━━ Input data ━━

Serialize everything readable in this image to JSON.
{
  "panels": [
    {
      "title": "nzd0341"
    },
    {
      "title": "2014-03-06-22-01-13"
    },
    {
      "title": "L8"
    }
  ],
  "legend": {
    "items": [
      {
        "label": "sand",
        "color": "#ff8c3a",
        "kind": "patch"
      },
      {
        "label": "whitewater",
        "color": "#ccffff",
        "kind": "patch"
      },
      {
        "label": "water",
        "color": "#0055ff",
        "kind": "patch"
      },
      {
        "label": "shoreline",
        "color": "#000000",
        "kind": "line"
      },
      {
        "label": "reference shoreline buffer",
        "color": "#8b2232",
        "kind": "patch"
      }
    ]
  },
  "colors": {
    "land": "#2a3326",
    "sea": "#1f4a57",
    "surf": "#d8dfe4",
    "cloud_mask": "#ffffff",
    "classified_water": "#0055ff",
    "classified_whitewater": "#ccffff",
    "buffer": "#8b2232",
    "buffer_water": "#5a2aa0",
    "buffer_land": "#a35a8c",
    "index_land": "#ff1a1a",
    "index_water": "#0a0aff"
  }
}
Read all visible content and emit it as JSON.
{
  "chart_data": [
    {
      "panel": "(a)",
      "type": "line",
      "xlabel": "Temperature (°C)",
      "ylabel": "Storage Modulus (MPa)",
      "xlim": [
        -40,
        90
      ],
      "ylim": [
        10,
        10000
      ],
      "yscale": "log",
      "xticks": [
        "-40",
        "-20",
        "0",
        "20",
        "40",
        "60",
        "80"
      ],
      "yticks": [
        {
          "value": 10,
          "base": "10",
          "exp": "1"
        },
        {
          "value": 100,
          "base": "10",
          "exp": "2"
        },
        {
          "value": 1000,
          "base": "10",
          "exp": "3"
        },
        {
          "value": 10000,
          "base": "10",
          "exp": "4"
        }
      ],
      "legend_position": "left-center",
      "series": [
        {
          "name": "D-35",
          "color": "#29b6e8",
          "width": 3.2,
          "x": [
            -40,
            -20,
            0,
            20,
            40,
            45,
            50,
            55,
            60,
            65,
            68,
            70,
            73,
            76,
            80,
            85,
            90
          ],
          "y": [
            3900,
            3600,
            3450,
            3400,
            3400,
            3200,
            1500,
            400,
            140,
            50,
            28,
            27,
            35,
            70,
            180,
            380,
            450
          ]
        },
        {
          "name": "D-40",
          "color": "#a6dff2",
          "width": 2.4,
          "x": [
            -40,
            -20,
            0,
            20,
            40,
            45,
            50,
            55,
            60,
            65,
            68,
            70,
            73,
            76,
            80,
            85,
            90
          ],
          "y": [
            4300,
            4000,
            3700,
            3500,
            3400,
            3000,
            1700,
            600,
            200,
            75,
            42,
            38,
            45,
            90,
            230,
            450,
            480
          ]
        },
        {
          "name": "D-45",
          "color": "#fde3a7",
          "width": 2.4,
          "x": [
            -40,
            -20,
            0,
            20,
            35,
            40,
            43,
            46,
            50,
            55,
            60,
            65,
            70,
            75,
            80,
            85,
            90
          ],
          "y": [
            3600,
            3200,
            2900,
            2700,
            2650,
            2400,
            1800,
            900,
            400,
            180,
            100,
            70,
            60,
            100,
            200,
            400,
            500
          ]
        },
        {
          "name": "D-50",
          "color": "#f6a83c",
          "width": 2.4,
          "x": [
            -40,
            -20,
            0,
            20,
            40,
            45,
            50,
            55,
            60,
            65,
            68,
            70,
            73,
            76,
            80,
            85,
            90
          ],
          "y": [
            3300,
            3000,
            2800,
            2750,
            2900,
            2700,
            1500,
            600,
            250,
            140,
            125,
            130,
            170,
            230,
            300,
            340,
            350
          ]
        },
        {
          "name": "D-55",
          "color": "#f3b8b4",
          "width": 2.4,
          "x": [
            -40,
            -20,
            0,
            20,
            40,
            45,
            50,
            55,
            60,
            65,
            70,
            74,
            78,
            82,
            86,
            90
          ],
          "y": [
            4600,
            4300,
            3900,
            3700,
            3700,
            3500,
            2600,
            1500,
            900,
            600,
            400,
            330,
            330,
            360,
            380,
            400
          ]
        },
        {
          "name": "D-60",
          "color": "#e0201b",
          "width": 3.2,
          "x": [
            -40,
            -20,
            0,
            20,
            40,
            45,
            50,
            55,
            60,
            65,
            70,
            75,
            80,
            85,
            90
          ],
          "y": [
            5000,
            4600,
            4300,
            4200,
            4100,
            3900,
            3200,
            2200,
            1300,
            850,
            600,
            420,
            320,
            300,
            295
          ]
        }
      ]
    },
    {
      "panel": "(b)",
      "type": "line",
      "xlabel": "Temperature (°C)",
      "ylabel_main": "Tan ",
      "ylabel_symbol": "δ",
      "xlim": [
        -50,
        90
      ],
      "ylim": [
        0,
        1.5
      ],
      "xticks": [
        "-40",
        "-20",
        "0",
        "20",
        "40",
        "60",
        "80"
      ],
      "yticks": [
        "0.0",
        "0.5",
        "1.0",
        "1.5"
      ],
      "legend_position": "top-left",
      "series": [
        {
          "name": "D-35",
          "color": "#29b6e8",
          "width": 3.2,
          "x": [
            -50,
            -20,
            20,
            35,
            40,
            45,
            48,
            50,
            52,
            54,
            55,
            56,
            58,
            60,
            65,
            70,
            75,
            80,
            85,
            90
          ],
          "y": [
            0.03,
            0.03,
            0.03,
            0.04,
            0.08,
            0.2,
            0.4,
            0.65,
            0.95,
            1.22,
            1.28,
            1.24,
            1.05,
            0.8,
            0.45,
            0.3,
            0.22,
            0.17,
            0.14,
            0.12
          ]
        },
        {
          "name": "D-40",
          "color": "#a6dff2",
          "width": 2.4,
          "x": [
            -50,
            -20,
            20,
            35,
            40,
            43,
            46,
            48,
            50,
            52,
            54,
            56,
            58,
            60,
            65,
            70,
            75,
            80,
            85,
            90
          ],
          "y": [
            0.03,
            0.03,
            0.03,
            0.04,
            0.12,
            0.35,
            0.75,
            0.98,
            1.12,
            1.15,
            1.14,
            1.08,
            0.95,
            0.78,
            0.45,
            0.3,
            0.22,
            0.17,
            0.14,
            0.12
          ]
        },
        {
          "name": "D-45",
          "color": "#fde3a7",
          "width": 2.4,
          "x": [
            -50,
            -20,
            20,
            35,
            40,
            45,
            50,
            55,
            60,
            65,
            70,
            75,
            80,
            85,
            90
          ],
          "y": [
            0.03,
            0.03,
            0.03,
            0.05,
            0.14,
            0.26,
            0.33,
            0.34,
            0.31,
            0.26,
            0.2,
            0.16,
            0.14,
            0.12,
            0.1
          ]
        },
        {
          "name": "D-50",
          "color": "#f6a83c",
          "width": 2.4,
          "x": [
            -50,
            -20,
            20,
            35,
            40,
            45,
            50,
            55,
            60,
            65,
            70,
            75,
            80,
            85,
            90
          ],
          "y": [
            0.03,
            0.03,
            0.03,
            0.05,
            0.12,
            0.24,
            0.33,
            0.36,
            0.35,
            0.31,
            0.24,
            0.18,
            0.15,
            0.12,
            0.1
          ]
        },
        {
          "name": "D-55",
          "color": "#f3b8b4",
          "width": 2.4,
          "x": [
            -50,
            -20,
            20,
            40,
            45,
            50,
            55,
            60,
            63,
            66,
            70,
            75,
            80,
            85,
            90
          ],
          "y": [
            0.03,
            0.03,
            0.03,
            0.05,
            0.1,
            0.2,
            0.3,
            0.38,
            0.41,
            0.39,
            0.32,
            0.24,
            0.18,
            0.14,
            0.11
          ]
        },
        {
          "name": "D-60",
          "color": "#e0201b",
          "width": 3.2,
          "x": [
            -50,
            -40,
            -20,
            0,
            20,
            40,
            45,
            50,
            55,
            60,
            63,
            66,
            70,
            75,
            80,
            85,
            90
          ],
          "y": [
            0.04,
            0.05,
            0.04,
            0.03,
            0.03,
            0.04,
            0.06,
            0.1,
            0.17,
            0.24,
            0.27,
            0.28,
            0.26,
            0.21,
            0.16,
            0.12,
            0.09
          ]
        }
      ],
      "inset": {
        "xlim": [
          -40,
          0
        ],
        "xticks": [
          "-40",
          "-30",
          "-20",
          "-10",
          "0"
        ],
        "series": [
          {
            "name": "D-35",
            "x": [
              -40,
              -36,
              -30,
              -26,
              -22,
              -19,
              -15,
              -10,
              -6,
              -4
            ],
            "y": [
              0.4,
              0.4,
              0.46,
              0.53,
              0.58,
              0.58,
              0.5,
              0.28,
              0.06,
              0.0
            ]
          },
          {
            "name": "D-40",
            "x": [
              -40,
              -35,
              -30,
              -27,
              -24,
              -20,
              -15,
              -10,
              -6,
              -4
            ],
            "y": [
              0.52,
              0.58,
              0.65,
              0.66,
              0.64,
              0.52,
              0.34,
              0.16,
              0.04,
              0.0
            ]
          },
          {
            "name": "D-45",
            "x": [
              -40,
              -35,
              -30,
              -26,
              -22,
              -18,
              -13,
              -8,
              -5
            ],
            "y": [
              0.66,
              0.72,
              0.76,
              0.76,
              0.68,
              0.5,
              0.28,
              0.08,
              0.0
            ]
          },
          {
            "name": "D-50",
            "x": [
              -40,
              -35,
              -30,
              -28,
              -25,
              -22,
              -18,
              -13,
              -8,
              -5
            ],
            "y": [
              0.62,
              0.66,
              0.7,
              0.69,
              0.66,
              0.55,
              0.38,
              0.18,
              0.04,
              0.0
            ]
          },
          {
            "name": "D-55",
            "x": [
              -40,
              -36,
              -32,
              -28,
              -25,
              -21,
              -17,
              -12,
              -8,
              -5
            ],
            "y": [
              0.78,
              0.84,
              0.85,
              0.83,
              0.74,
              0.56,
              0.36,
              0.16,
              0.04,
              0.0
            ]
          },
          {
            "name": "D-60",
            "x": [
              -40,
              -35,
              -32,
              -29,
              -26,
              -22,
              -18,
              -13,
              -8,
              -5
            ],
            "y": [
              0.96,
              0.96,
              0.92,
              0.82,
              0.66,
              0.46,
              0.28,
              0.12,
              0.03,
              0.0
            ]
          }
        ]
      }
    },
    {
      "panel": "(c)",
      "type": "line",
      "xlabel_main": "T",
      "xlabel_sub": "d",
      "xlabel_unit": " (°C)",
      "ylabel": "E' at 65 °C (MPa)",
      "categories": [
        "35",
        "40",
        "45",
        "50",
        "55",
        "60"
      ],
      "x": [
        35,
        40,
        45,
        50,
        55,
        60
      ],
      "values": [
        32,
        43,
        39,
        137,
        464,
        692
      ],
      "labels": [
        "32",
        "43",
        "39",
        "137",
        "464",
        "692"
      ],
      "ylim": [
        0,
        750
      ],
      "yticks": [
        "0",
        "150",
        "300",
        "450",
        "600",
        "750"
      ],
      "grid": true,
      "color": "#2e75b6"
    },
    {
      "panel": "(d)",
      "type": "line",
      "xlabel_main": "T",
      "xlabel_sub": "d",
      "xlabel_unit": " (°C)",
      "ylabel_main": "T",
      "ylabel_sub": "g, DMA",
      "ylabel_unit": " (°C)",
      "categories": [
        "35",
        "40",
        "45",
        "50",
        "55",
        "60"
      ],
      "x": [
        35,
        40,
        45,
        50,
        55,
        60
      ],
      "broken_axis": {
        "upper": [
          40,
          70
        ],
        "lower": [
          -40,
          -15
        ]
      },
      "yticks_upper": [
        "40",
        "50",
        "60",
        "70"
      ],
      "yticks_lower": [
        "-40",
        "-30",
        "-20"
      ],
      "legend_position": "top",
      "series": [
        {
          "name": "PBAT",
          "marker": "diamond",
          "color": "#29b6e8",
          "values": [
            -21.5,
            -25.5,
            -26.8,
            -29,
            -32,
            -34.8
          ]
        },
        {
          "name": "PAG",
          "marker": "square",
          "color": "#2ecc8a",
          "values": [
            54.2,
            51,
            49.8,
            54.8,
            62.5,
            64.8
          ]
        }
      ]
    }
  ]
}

━━━

### [What to work on]
Pull out every line of the records above that contains the word "shoreline".

### [Answer to this task]
        "label": "shoreline",
        "label": "reference shoreline buffer",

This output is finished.